===== PROVIDED ENTRIES

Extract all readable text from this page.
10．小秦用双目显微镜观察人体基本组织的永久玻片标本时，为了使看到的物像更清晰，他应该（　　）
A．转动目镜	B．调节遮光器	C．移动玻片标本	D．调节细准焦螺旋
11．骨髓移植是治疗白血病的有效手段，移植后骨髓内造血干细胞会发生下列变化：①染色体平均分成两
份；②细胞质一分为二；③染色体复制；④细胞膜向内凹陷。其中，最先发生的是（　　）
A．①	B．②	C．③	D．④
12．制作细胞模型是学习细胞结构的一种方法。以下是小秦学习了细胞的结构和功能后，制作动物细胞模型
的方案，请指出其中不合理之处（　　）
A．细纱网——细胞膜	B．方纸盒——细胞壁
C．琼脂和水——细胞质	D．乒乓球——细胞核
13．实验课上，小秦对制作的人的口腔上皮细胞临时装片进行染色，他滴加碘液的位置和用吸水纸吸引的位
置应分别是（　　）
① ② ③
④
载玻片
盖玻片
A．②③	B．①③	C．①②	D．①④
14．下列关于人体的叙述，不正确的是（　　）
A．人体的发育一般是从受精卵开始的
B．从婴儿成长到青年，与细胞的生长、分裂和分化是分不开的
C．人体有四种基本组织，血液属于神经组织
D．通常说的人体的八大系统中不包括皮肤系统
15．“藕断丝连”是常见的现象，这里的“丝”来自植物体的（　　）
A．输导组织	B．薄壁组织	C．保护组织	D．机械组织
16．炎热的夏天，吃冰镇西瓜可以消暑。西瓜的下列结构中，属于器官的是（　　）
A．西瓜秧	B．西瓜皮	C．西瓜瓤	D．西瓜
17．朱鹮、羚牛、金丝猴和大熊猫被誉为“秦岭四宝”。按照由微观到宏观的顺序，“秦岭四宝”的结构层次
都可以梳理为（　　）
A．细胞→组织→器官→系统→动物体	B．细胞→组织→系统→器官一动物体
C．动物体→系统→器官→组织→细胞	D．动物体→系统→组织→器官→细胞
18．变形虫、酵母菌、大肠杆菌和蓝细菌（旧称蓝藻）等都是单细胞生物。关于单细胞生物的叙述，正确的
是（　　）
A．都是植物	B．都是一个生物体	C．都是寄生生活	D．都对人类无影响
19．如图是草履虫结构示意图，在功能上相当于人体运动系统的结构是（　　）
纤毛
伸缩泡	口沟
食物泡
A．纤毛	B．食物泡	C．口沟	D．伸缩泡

==========

▸ **TASK**
The lines above should be duplicated exactly.

▸ **SOLVED EXERCISE**
Extract all readable text from this page.
10．小秦用双目显微镜观察人体基本组织的永久玻片标本时，为了使看到的物像更清晰，他应该（　　）
A．转动目镜	B．调节遮光器	C．移动玻片标本	D．调节细准焦螺旋
11．骨髓移植是治疗白血病的有效手段，移植后骨髓内造血干细胞会发生下列变化：①染色体平均分成两
份；②细胞质一分为二；③染色体复制；④细胞膜向内凹陷。其中，最先发生的是（　　）
A．①	B．②	C．③	D．④
12．制作细胞模型是学习细胞结构的一种方法。以下是小秦学习了细胞的结构和功能后，制作动物细胞模型
的方案，请指出其中不合理之处（　　）
A．细纱网——细胞膜	B．方纸盒——细胞壁
C．琼脂和水——细胞质	D．乒乓球——细胞核
13．实验课上，小秦对制作的人的口腔上皮细胞临时装片进行染色，他滴加碘液的位置和用吸水纸吸引的位
置应分别是（　　）
① ② ③
④
载玻片
盖玻片
A．②③	B．①③	C．①②	D．①④
14．下列关于人体的叙述，不正确的是（　　）
A．人体的发育一般是从受精卵开始的
B．从婴儿成长到青年，与细胞的生长、分裂和分化是分不开的
C．人体有四种基本组织，血液属于神经组织
D．通常说的人体的八大系统中不包括皮肤系统
15．“藕断丝连”是常见的现象，这里的“丝”来自植物体的（　　）
A．输导组织	B．薄壁组织	C．保护组织	D．机械组织
16．炎热的夏天，吃冰镇西瓜可以消暑。西瓜的下列结构中，属于器官的是（　　）
A．西瓜秧	B．西瓜皮	C．西瓜瓤	D．西瓜
17．朱鹮、羚牛、金丝猴和大熊猫被誉为“秦岭四宝”。按照由微观到宏观的顺序，“秦岭四宝”的结构层次
都可以梳理为（　　）
A．细胞→组织→器官→系统→动物体	B．细胞→组织→系统→器官一动物体
C．动物体→系统→器官→组织→细胞	D．动物体→系统→组织→器官→细胞
18．变形虫、酵母菌、大肠杆菌和蓝细菌（旧称蓝藻）等都是单细胞生物。关于单细胞生物的叙述，正确的
是（　　）
A．都是植物	B．都是一个生物体	C．都是寄生生活	D．都对人类无影响
19．如图是草履虫结构示意图，在功能上相当于人体运动系统的结构是（　　）
纤毛
伸缩泡	口沟
食物泡
A．纤毛	B．食物泡	C．口沟	D．伸缩泡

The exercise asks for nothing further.